Start of RECORD EXCERPTS

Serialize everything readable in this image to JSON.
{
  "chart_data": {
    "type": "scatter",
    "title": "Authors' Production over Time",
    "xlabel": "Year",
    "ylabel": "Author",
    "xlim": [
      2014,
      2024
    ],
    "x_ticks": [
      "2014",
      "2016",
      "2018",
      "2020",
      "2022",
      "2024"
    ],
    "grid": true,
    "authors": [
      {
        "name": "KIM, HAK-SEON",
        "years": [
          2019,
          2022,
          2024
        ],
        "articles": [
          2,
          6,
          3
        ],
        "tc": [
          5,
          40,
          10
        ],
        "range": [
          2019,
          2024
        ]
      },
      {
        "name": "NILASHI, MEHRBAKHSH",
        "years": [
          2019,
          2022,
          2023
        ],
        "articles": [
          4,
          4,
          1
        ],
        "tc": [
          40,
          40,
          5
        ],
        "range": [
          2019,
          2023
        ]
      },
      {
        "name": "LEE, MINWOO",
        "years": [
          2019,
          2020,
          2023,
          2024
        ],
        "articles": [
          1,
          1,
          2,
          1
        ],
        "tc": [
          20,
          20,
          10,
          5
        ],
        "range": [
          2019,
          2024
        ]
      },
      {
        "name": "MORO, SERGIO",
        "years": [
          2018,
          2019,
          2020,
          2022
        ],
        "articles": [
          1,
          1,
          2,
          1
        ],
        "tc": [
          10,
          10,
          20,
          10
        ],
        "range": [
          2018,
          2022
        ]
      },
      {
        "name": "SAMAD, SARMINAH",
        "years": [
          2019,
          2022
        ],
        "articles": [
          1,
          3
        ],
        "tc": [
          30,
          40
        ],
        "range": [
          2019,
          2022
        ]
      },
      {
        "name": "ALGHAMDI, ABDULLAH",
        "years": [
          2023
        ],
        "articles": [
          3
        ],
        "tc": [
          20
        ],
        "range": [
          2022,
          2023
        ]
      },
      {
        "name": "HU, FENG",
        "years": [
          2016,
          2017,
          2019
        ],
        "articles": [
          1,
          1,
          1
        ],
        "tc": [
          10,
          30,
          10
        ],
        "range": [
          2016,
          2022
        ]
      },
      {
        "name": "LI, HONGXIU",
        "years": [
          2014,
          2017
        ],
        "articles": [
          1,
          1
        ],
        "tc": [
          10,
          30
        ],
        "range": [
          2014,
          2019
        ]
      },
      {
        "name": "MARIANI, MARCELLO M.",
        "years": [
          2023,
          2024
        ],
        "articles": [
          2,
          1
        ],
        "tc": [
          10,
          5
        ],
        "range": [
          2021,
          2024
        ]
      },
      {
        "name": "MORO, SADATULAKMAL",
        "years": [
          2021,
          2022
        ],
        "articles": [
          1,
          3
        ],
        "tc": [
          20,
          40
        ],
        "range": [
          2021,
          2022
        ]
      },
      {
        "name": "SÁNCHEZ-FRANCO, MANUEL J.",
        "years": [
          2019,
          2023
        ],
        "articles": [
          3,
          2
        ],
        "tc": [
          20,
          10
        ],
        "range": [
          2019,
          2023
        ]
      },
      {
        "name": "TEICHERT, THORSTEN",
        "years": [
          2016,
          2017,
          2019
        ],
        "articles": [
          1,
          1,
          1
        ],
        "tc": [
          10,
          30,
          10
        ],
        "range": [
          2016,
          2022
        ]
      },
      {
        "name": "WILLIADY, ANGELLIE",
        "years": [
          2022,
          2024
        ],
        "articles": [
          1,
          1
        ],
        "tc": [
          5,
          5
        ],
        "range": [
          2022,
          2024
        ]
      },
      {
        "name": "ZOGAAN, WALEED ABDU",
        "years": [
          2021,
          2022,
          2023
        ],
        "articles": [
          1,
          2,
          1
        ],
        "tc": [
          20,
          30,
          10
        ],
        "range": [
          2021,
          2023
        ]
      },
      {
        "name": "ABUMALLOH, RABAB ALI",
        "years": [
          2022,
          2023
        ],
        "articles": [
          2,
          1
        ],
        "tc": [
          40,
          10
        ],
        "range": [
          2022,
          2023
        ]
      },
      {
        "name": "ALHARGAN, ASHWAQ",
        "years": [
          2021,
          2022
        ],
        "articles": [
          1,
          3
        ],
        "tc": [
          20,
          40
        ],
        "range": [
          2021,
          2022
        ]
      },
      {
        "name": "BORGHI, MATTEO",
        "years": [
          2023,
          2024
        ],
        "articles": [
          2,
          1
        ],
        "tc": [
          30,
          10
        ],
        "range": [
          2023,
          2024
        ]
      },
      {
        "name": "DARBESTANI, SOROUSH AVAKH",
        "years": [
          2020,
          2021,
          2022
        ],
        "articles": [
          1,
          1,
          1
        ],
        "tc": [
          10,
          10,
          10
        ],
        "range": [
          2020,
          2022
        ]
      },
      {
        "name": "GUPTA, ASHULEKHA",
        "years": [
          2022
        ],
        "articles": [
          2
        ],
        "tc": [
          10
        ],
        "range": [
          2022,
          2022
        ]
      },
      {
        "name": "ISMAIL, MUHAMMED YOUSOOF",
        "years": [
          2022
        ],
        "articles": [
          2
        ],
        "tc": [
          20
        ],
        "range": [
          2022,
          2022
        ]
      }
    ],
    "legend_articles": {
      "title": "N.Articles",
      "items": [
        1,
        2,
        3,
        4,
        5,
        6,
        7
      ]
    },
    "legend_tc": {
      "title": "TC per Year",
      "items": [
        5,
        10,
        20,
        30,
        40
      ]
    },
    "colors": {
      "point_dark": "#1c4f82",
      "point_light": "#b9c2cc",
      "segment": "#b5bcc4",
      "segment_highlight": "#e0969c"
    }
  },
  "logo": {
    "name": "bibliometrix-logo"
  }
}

End of RECORD EXCERPTS

> **WHAT IS EXPECTED**: Where a line contains "title", copy that line.

> **CORRECT OUTPUT**:
    "title": "Authors' Production over Time",
      "title": "N.Articles",
      "title": "TC per Year",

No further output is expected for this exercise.